◆ Stated goal ◆
Lines that hold the word "JSON" should be located and copied.

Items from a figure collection
+-------+
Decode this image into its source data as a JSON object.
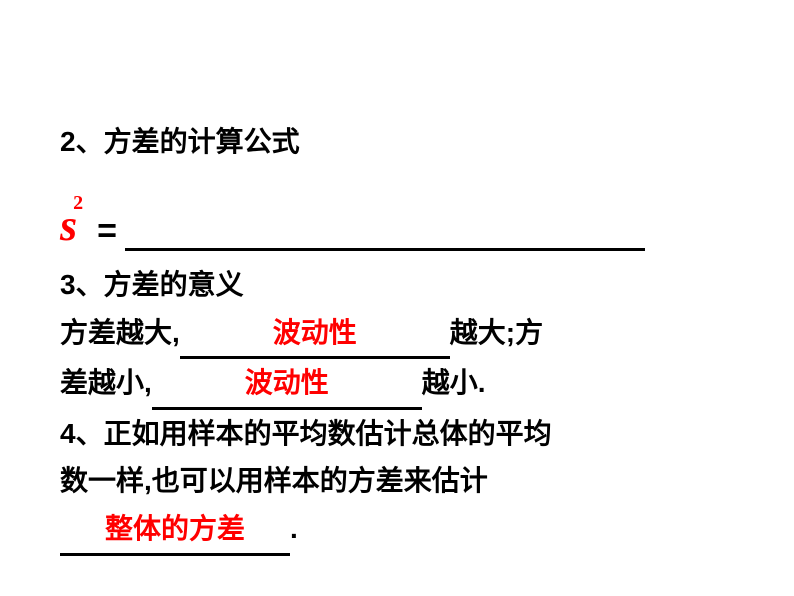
{
  "colors": {
    "text_black": "#000000",
    "answer_red": "#ff0000",
    "background": "#ffffff"
  },
  "typography": {
    "body_fontsize": 28,
    "body_fontweight": "bold",
    "s_fontsize": 44,
    "sup_fontsize": 20
  },
  "section2": {
    "title": "2、方差的计算公式",
    "variable_base": "s",
    "variable_sup": "2",
    "equals": "="
  },
  "section3": {
    "title": "3、方差的意义",
    "line1_pre": "方差越大,",
    "line1_ans": "波动性",
    "line1_post": "越大;方",
    "line2_pre": "差越小,",
    "line2_ans": "波动性",
    "line2_post": "越小."
  },
  "section4": {
    "line1": "4、正如用样本的平均数估计总体的平均",
    "line2_pre": "数一样,也可以用样本的方差来估计",
    "line3_ans": "整体的方差",
    "line3_post": "."
  }
}
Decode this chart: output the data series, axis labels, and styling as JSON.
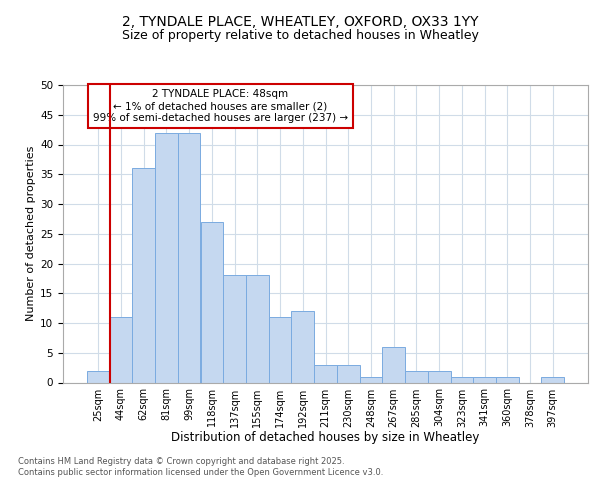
{
  "title1": "2, TYNDALE PLACE, WHEATLEY, OXFORD, OX33 1YY",
  "title2": "Size of property relative to detached houses in Wheatley",
  "xlabel": "Distribution of detached houses by size in Wheatley",
  "ylabel": "Number of detached properties",
  "categories": [
    "25sqm",
    "44sqm",
    "62sqm",
    "81sqm",
    "99sqm",
    "118sqm",
    "137sqm",
    "155sqm",
    "174sqm",
    "192sqm",
    "211sqm",
    "230sqm",
    "248sqm",
    "267sqm",
    "285sqm",
    "304sqm",
    "323sqm",
    "341sqm",
    "360sqm",
    "378sqm",
    "397sqm"
  ],
  "values": [
    2,
    11,
    36,
    42,
    42,
    27,
    18,
    18,
    11,
    12,
    3,
    3,
    1,
    6,
    2,
    2,
    1,
    1,
    1,
    0,
    1
  ],
  "bar_color": "#c5d8f0",
  "bar_edge_color": "#7aabe0",
  "vline_color": "#cc0000",
  "vline_x_index": 1,
  "annotation_title": "2 TYNDALE PLACE: 48sqm",
  "annotation_line1": "← 1% of detached houses are smaller (2)",
  "annotation_line2": "99% of semi-detached houses are larger (237) →",
  "annotation_box_color": "#cc0000",
  "ylim": [
    0,
    50
  ],
  "yticks": [
    0,
    5,
    10,
    15,
    20,
    25,
    30,
    35,
    40,
    45,
    50
  ],
  "footer": "Contains HM Land Registry data © Crown copyright and database right 2025.\nContains public sector information licensed under the Open Government Licence v3.0.",
  "title_fontsize": 10,
  "subtitle_fontsize": 9,
  "tick_fontsize": 7,
  "xlabel_fontsize": 8.5,
  "ylabel_fontsize": 8,
  "annotation_fontsize": 7.5,
  "footer_fontsize": 6
}
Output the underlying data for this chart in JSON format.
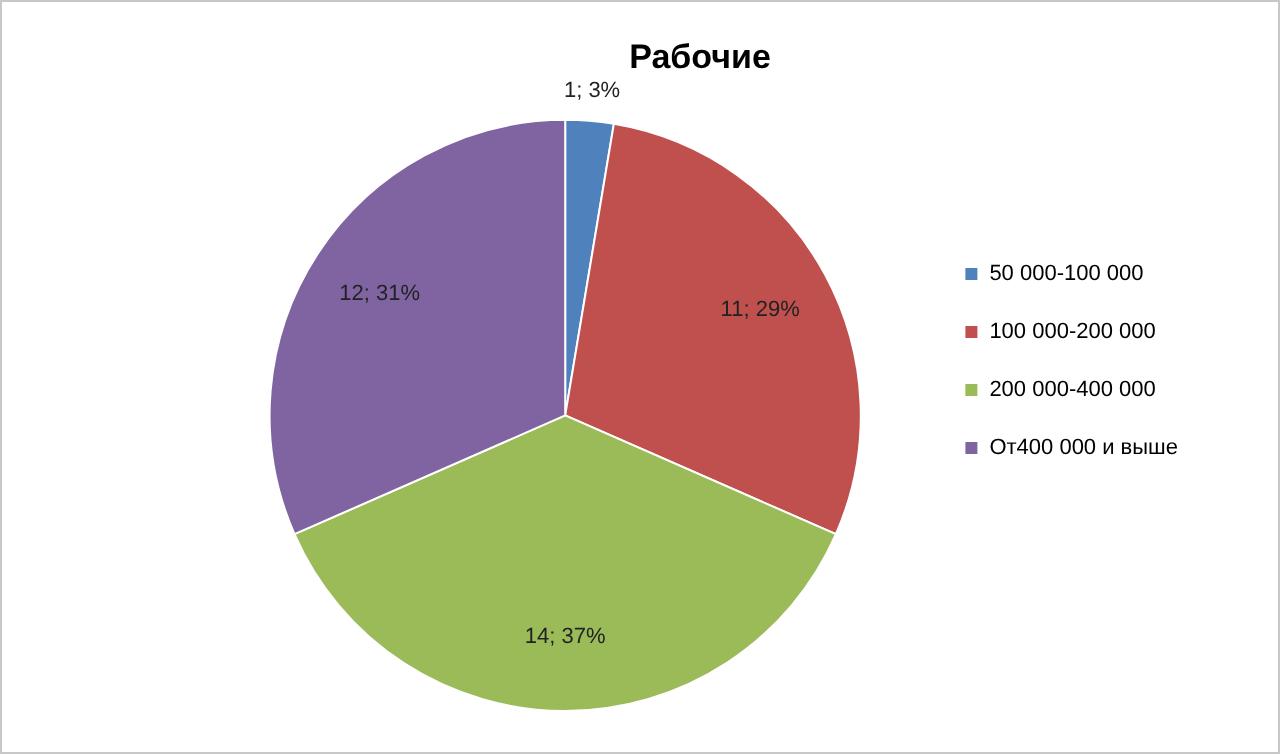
{
  "chart_data": {
    "type": "pie",
    "title": "Рабочие",
    "categories": [
      "50 000-100 000",
      "100 000-200 000",
      "200 000-400 000",
      "От400 000 и выше"
    ],
    "values": [
      1,
      11,
      14,
      12
    ],
    "colors": [
      "#4f81bd",
      "#c0504d",
      "#9bbb59",
      "#8064a2"
    ],
    "value_labels": [
      "1; 3%",
      "11; 29%",
      "14; 37%",
      "12; 31%"
    ],
    "legend": "right"
  }
}
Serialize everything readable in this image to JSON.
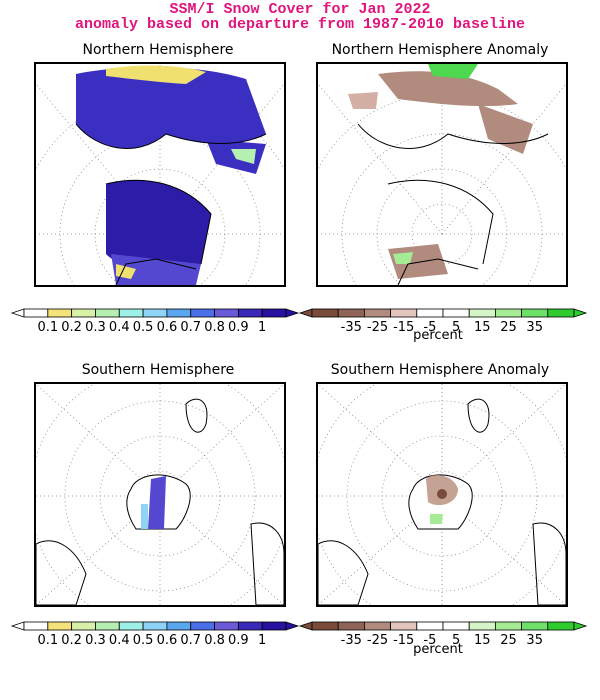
{
  "header": {
    "title": "SSM/I Snow Cover for Jan 2022",
    "subtitle": "anomaly based on departure from 1987-2010 baseline",
    "title_color": "#e0147d"
  },
  "panels": [
    {
      "id": "nh",
      "title": "Northern Hemisphere",
      "type": "snow-cover"
    },
    {
      "id": "nh-anom",
      "title": "Northern Hemisphere Anomaly",
      "type": "anomaly"
    },
    {
      "id": "sh",
      "title": "Southern Hemisphere",
      "type": "snow-cover"
    },
    {
      "id": "sh-anom",
      "title": "Southern Hemisphere Anomaly",
      "type": "anomaly"
    }
  ],
  "cover_scale": {
    "labels": [
      "0.1",
      "0.2",
      "0.3",
      "0.4",
      "0.5",
      "0.6",
      "0.7",
      "0.8",
      "0.9",
      "1"
    ],
    "colors": [
      "#ffffff",
      "#f5e27a",
      "#d9f0a8",
      "#b6f0b0",
      "#9ef0e6",
      "#8fd4f7",
      "#5aa7f0",
      "#4b6fe8",
      "#6a5ad8",
      "#3a28b8",
      "#2810a0"
    ]
  },
  "anomaly_scale": {
    "labels": [
      "-35",
      "-25",
      "-15",
      "-5",
      "5",
      "15",
      "25",
      "35"
    ],
    "colors": [
      "#7a4a3a",
      "#8f6456",
      "#b08b7e",
      "#e2c6bd",
      "#ffffff",
      "#ffffff",
      "#d4f5c8",
      "#a6ec94",
      "#6ee06a",
      "#2ecc2e"
    ],
    "unit_label": "percent"
  }
}
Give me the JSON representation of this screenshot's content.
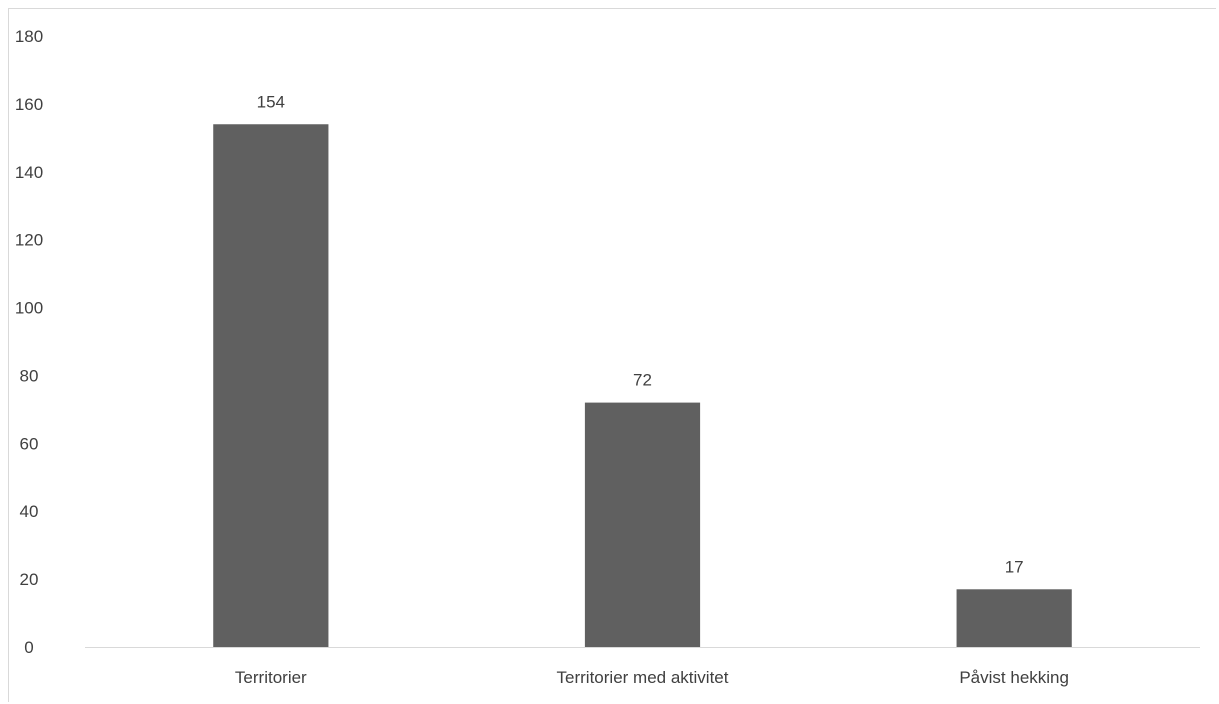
{
  "chart_data": {
    "type": "bar",
    "categories": [
      "Territorier",
      "Territorier med aktivitet",
      "Påvist hekking"
    ],
    "values": [
      154,
      72,
      17
    ],
    "data_labels": [
      "154",
      "72",
      "17"
    ],
    "title": "",
    "xlabel": "",
    "ylabel": "",
    "ylim": [
      0,
      180
    ],
    "yticks": [
      0,
      20,
      40,
      60,
      80,
      100,
      120,
      140,
      160,
      180
    ],
    "grid": false,
    "legend": "none",
    "colors": {
      "bar": "#606060",
      "axis": "#d9d9d9",
      "text": "#404040"
    }
  }
}
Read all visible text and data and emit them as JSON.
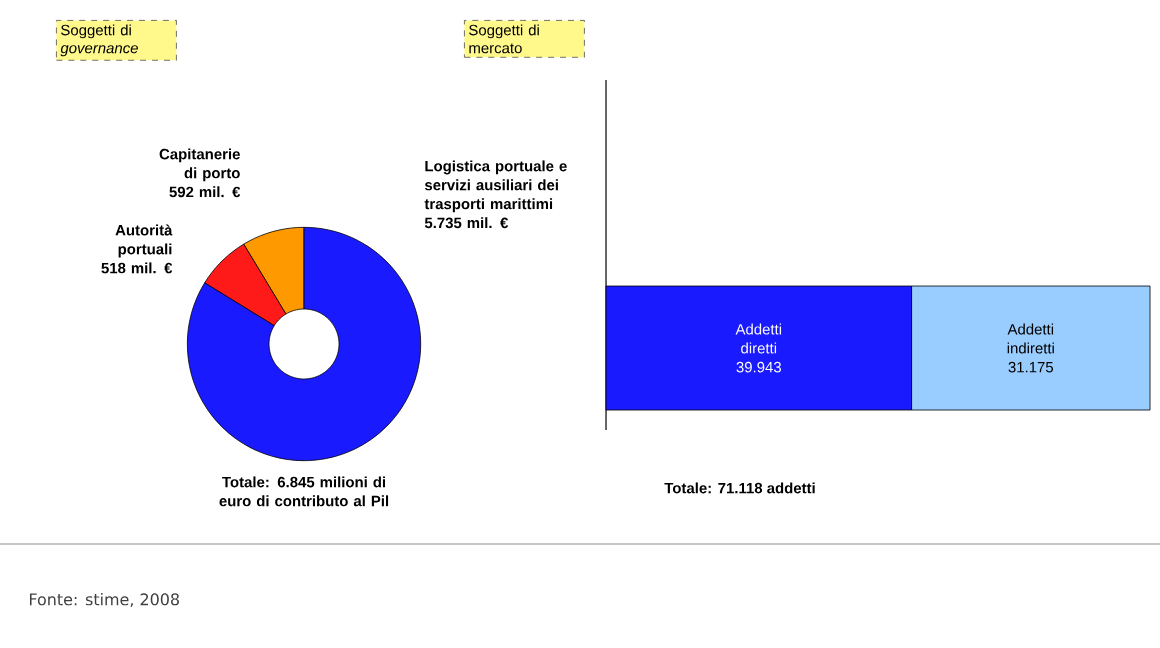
+-------+
◆ Task response ◆
Decode this image into its source data as a JSON object.
Decode this chart: output the data series, axis labels, and styling as JSON.
Output the underlying data for this chart in JSON format.
Serialize everything readable in this image to JSON.
Give me the JSON representation of this screenshot's content.
Read all visible text and data and emit them as JSON.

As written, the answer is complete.